### Requirements
Search the material below for the string "Adak" and list each line that holds it.

### Input for this task

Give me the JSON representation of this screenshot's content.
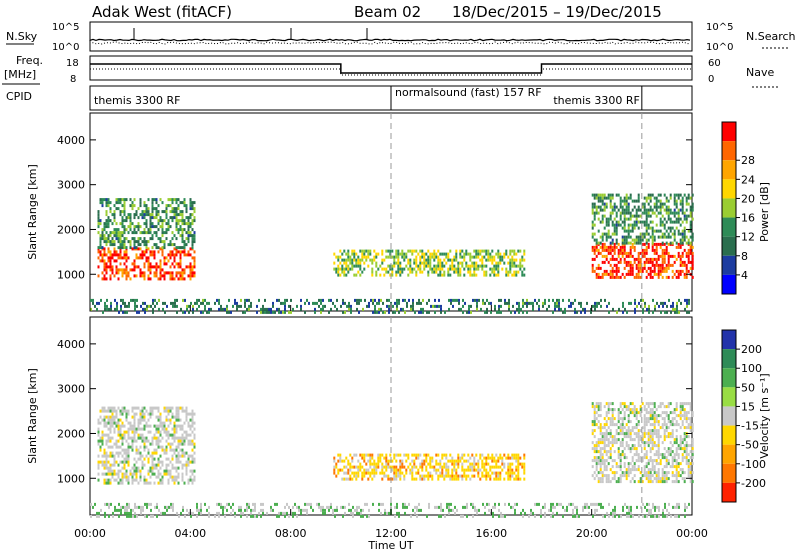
{
  "header": {
    "radar": "Adak West (fitACF)",
    "beam": "Beam 02",
    "date_range": "18/Dec/2015 – 19/Dec/2015"
  },
  "side_labels": {
    "nsky": "N.Sky",
    "nsearch": "N.Search",
    "freq_line1": "Freq.",
    "freq_line2": "[MHz]",
    "nave": "Nave",
    "cpid": "CPID"
  },
  "strip_ticks": {
    "noise_top_left": "10^5",
    "noise_bottom_left": "10^0",
    "noise_top_right": "10^5",
    "noise_bottom_right": "10^0",
    "freq_top": "18",
    "freq_bottom": "8",
    "nave_top": "60",
    "nave_bottom": "0"
  },
  "cpid_segments": [
    {
      "label": "themis 3300 RF",
      "start_hour": 0,
      "end_hour": 12
    },
    {
      "label": "normalsound (fast) 157 RF",
      "start_hour": 12,
      "end_hour": 22
    },
    {
      "label": "themis 3300 RF",
      "start_hour": 22,
      "end_hour": 24
    }
  ],
  "axes": {
    "xlabel": "Time UT",
    "ylabel": "Slant Range [km]",
    "x_ticks": [
      "00:00",
      "04:00",
      "08:00",
      "12:00",
      "16:00",
      "20:00",
      "00:00"
    ],
    "y_ticks": [
      "1000",
      "2000",
      "3000",
      "4000"
    ]
  },
  "colorbars": {
    "power": {
      "label": "Power [dB]",
      "ticks": [
        "4",
        "8",
        "12",
        "16",
        "20",
        "24",
        "28"
      ],
      "colors": [
        "#0000ff",
        "#1c3ca0",
        "#2a6e4e",
        "#2e8b57",
        "#9acd32",
        "#ffd700",
        "#ffa500",
        "#ff6600",
        "#ff0000"
      ]
    },
    "velocity": {
      "label": "Velocity [m s⁻¹]",
      "ticks": [
        "200",
        "100",
        "50",
        "15",
        "-15",
        "-50",
        "-100",
        "-200"
      ],
      "colors": [
        "#2233aa",
        "#2e8b57",
        "#4caf50",
        "#99dd44",
        "#c8c8c8",
        "#ffd700",
        "#ffa500",
        "#ff7700",
        "#ff2200"
      ]
    }
  },
  "chart_data": {
    "type": "heatmap",
    "title": "Adak West (fitACF)",
    "xlabel": "Time UT",
    "ylabel": "Slant Range [km]",
    "xlim_hours": [
      0,
      24
    ],
    "ylim_km": [
      180,
      4600
    ],
    "series": [
      {
        "name": "Power [dB]",
        "regions": [
          {
            "t_start": 0.3,
            "t_end": 4.2,
            "r_low": 900,
            "r_high": 1600,
            "level_db": 26
          },
          {
            "t_start": 0.3,
            "t_end": 4.2,
            "r_low": 1600,
            "r_high": 2700,
            "level_db": 10
          },
          {
            "t_start": 9.7,
            "t_end": 17.3,
            "r_low": 950,
            "r_high": 1550,
            "level_db": 14
          },
          {
            "t_start": 20.0,
            "t_end": 24.0,
            "r_low": 900,
            "r_high": 1700,
            "level_db": 26
          },
          {
            "t_start": 20.0,
            "t_end": 24.0,
            "r_low": 1700,
            "r_high": 2800,
            "level_db": 10
          },
          {
            "t_start": 0.0,
            "t_end": 24.0,
            "r_low": 180,
            "r_high": 450,
            "level_db": 8
          }
        ]
      },
      {
        "name": "Velocity [m s^-1]",
        "regions": [
          {
            "t_start": 0.3,
            "t_end": 4.2,
            "r_low": 900,
            "r_high": 2600,
            "level_ms": 0
          },
          {
            "t_start": 9.7,
            "t_end": 17.3,
            "r_low": 950,
            "r_high": 1550,
            "level_ms": -40
          },
          {
            "t_start": 20.0,
            "t_end": 24.0,
            "r_low": 900,
            "r_high": 2700,
            "level_ms": 0
          },
          {
            "t_start": 0.0,
            "t_end": 24.0,
            "r_low": 180,
            "r_high": 450,
            "level_ms": 20
          }
        ]
      }
    ],
    "cpid_change_hours": [
      12,
      22
    ]
  }
}
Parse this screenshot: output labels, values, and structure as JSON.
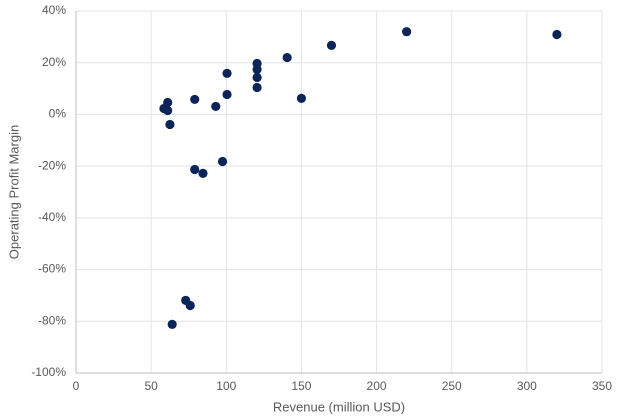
{
  "chart_data": {
    "type": "scatter",
    "x_label": "Revenue (million USD)",
    "y_label": "Operating Profit Margin",
    "color": "#0b2559",
    "grid": true,
    "x": [
      58.5,
      61,
      61,
      62.5,
      79,
      93,
      100.5,
      100.5,
      120.5,
      120.5,
      120.5,
      120.5,
      140.5,
      150,
      170,
      220,
      320,
      97.5,
      79,
      84.5,
      73,
      76,
      64
    ],
    "values": [
      2.3,
      4.6,
      1.5,
      -3.9,
      5.8,
      3.1,
      15.9,
      7.7,
      19.7,
      17.4,
      14.3,
      10.4,
      22,
      6.2,
      26.7,
      32,
      30.9,
      -18.2,
      -21.3,
      -22.8,
      -71.9,
      -73.9,
      -81.2
    ],
    "xlim": [
      0,
      350
    ],
    "xticks": [
      0,
      50,
      100,
      150,
      200,
      250,
      300,
      350
    ],
    "ylim": [
      -100,
      40
    ],
    "yticks": [
      {
        "value": -100,
        "label": "-100%"
      },
      {
        "value": -80,
        "label": "-80%"
      },
      {
        "value": -60,
        "label": "-60%"
      },
      {
        "value": -40,
        "label": "-40%"
      },
      {
        "value": -20,
        "label": "-20%"
      },
      {
        "value": 0,
        "label": "0%"
      },
      {
        "value": 20,
        "label": "20%"
      },
      {
        "value": 40,
        "label": "40%"
      }
    ]
  }
}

### Result
    "radar": "Adak West (fitACF)",
    "title": "Adak West (fitACF)",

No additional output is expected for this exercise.